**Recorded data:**
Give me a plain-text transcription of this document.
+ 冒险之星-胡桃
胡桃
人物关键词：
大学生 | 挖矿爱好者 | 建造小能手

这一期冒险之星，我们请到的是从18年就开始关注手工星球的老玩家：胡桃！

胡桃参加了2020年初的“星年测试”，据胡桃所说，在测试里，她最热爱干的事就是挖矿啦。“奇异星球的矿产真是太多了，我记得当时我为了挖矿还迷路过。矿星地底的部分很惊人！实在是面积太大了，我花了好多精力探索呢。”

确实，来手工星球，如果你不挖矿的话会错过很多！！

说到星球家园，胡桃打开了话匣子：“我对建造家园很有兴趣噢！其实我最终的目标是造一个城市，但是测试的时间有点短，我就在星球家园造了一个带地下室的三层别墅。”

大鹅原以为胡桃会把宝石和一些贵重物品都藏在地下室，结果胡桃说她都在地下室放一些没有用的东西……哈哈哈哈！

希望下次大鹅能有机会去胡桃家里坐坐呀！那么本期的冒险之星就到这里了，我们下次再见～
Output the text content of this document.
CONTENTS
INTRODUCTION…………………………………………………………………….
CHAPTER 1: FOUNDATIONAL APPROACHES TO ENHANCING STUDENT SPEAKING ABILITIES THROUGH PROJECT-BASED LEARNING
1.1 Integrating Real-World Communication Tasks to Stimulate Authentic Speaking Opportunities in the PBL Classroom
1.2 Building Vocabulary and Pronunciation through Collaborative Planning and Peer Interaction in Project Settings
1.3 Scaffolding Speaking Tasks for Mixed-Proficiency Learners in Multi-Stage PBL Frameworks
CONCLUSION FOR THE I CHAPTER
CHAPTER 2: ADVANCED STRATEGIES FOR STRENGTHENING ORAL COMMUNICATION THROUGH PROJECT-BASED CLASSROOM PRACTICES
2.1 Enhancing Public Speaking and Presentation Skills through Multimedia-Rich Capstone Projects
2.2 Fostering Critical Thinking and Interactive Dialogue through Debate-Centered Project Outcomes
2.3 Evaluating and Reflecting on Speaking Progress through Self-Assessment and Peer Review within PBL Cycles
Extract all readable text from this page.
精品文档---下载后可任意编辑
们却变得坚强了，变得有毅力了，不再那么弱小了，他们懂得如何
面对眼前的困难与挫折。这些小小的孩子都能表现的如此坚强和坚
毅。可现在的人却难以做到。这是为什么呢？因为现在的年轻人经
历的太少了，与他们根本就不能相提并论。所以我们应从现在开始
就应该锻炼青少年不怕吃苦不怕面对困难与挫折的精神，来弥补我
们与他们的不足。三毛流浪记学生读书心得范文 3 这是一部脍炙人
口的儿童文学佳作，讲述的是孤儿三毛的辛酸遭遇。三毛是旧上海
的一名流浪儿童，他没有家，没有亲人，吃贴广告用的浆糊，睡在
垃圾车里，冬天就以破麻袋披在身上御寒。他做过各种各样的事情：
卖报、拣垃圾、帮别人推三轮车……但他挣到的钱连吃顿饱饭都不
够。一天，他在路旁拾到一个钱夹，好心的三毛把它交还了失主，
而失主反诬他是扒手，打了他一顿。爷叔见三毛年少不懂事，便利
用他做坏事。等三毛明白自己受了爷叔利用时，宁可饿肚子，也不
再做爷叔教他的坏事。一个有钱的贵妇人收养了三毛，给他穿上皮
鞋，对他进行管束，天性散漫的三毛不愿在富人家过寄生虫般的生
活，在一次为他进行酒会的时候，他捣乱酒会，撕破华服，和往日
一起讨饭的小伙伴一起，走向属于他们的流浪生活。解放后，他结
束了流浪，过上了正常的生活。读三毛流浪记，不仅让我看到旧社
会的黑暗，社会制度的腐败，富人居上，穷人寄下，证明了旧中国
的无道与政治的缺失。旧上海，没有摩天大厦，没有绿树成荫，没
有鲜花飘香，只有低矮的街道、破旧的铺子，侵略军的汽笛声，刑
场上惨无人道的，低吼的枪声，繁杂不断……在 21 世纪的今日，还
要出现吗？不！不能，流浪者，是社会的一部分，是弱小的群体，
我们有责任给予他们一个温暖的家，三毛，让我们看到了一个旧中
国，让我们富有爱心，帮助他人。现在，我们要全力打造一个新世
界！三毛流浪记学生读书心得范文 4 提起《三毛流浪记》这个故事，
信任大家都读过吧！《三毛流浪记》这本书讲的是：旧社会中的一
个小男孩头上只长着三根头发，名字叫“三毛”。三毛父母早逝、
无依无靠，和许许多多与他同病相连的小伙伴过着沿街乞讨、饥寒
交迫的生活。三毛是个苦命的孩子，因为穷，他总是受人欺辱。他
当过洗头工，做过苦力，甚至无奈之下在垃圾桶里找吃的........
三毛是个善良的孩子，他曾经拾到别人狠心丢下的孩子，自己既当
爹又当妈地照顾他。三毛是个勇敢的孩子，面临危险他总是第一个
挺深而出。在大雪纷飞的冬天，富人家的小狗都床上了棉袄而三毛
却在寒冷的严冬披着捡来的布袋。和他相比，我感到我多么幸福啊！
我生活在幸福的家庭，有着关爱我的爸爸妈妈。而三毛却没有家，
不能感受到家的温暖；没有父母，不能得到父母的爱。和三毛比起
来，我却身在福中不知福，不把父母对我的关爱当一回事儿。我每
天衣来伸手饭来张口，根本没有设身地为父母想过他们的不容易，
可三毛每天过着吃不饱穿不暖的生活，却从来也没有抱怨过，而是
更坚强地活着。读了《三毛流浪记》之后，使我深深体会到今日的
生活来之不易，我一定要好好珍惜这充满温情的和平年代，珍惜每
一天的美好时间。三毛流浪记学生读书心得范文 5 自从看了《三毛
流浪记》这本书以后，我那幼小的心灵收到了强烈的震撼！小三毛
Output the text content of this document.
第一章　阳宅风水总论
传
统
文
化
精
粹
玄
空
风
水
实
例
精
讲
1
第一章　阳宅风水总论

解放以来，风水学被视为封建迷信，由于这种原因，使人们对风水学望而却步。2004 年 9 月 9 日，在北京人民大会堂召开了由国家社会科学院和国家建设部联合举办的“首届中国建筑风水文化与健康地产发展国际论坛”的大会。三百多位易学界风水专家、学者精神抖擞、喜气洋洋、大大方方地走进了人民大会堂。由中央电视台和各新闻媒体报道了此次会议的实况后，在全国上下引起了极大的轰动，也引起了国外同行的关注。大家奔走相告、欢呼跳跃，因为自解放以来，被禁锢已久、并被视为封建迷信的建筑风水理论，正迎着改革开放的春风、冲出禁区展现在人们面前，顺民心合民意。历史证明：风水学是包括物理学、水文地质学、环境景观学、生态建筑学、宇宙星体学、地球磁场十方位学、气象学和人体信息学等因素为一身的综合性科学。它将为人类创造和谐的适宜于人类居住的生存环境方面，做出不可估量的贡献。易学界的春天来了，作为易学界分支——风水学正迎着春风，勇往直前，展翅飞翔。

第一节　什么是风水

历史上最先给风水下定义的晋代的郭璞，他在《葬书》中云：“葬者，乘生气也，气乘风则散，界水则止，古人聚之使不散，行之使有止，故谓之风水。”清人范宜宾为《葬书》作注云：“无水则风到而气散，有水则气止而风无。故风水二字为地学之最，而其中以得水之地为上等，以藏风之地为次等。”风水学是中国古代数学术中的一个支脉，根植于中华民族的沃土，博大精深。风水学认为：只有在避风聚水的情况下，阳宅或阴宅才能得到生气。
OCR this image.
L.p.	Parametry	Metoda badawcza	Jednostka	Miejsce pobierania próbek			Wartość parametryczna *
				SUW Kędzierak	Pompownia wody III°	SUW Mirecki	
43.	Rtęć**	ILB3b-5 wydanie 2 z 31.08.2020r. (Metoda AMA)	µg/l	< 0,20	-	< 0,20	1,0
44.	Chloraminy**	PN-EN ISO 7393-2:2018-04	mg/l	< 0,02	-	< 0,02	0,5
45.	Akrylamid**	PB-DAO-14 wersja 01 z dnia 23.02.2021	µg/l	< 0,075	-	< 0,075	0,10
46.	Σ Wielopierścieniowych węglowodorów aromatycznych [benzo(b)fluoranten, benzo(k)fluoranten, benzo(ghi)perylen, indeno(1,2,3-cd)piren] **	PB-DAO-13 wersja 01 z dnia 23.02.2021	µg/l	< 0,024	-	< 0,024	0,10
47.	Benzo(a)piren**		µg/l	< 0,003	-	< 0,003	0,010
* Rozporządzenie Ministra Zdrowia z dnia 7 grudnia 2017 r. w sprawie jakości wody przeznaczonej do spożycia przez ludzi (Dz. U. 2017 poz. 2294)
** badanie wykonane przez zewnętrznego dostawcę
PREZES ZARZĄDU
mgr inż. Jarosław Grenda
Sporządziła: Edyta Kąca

**The problem:**
Across the records above, count the lines holding "piren" and reply with that number alone.

**Task output:**
2